• **TASK INSTRUCTIONS**: Copy the lines holding the word "share", all of them.

• **GIVEN RECORDS**:

-- Begin --

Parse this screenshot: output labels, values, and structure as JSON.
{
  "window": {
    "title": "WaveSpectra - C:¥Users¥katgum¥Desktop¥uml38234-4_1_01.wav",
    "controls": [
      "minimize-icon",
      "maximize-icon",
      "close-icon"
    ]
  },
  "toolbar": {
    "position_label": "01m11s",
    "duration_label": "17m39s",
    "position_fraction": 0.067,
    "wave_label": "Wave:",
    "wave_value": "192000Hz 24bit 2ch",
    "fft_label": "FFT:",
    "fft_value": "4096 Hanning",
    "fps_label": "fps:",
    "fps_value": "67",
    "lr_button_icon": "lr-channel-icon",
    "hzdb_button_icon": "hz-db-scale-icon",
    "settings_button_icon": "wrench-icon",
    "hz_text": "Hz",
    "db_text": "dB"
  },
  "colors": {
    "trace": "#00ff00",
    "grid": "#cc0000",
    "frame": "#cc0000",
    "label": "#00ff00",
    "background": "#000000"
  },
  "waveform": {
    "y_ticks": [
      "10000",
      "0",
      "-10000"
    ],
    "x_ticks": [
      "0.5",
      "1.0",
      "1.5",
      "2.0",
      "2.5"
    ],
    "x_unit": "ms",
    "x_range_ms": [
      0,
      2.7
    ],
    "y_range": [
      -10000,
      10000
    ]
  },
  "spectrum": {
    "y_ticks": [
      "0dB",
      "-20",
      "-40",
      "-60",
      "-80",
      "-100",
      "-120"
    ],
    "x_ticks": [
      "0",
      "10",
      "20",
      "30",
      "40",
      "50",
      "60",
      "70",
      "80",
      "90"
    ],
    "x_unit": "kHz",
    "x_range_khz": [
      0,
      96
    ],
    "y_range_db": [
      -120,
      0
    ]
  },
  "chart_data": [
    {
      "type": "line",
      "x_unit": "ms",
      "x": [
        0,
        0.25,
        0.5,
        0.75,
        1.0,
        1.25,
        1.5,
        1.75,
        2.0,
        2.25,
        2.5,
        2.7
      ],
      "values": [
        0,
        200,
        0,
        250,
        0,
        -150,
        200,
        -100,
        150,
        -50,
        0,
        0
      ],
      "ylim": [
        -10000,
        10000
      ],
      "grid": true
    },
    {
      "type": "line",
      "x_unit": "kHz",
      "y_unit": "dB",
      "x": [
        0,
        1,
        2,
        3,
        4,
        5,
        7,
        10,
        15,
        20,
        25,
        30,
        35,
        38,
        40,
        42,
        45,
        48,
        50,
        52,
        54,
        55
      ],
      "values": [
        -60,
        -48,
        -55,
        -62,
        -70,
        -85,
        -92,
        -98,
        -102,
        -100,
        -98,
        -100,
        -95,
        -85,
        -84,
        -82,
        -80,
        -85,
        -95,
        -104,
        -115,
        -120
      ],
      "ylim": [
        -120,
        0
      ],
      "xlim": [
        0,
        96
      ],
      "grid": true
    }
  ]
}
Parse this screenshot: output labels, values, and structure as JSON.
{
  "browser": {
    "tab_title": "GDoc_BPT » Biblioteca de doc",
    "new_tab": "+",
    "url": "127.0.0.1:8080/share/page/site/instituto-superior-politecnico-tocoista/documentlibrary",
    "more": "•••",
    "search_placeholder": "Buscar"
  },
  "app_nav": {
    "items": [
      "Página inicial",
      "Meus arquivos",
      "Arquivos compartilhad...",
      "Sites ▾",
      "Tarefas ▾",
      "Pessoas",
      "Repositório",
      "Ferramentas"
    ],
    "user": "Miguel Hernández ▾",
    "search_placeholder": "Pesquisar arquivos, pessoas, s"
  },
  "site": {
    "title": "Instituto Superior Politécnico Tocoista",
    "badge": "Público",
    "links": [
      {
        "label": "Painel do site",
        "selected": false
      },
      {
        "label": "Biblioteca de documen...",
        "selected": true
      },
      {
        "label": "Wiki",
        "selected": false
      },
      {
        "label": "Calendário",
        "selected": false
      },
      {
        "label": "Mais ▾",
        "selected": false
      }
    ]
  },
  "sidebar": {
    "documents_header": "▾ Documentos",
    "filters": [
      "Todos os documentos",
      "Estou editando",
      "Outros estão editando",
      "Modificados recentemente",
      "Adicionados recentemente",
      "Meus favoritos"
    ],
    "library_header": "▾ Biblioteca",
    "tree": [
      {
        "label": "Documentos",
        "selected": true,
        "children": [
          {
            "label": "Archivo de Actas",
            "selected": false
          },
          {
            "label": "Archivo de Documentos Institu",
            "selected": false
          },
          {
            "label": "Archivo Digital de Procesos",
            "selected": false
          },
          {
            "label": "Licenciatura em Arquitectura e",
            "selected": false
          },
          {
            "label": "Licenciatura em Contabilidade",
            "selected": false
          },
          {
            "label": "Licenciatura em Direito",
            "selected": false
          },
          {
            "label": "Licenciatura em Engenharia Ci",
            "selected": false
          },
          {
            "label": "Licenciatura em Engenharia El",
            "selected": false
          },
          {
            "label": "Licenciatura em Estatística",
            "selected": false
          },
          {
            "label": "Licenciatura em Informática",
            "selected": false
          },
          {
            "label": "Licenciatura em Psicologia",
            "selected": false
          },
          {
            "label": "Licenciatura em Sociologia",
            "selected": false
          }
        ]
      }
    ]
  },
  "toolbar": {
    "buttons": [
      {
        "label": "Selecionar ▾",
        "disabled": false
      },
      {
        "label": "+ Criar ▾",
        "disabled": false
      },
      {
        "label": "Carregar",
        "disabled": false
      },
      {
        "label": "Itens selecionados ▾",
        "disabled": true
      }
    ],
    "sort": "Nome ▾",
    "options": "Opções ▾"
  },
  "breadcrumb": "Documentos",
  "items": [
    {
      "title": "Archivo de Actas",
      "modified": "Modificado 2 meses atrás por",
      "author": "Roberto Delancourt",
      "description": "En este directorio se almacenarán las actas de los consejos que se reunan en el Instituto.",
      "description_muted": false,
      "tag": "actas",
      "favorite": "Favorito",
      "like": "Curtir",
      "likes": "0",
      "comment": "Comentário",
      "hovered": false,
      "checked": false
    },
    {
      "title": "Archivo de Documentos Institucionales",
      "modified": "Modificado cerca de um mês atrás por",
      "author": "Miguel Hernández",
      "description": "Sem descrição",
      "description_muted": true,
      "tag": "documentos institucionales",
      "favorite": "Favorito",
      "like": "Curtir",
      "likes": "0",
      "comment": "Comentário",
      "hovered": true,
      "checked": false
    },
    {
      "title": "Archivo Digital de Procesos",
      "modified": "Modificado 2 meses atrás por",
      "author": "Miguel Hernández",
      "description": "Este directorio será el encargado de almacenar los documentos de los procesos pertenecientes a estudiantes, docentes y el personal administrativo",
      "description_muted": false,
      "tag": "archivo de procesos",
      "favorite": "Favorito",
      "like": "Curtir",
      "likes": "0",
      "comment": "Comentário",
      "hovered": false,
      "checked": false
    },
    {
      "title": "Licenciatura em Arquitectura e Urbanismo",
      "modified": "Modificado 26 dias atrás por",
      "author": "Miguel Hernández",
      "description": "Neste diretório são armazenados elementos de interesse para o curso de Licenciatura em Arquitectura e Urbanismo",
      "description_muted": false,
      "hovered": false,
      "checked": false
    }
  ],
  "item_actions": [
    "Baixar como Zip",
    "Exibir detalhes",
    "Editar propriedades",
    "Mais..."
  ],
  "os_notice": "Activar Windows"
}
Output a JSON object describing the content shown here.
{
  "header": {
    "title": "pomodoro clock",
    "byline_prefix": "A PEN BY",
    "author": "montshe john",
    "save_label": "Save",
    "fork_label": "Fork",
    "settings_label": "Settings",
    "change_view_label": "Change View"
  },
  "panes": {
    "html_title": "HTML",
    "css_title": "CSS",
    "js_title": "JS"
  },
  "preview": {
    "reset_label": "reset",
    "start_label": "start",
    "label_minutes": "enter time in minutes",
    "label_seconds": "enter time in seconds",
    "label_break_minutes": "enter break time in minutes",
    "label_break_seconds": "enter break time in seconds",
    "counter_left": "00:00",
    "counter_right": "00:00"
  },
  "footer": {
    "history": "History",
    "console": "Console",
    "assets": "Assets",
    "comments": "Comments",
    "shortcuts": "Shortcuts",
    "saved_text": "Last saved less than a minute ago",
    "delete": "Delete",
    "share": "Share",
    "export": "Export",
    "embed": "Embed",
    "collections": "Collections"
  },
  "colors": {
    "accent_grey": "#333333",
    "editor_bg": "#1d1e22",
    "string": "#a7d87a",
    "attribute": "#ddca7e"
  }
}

-- End --

• **RESULT FOR THIS TASK**:
    "url": "127.0.0.1:8080/share/page/site/instituto-superior-politecnico-tocoista/documentlibrary",
    "share": "Share",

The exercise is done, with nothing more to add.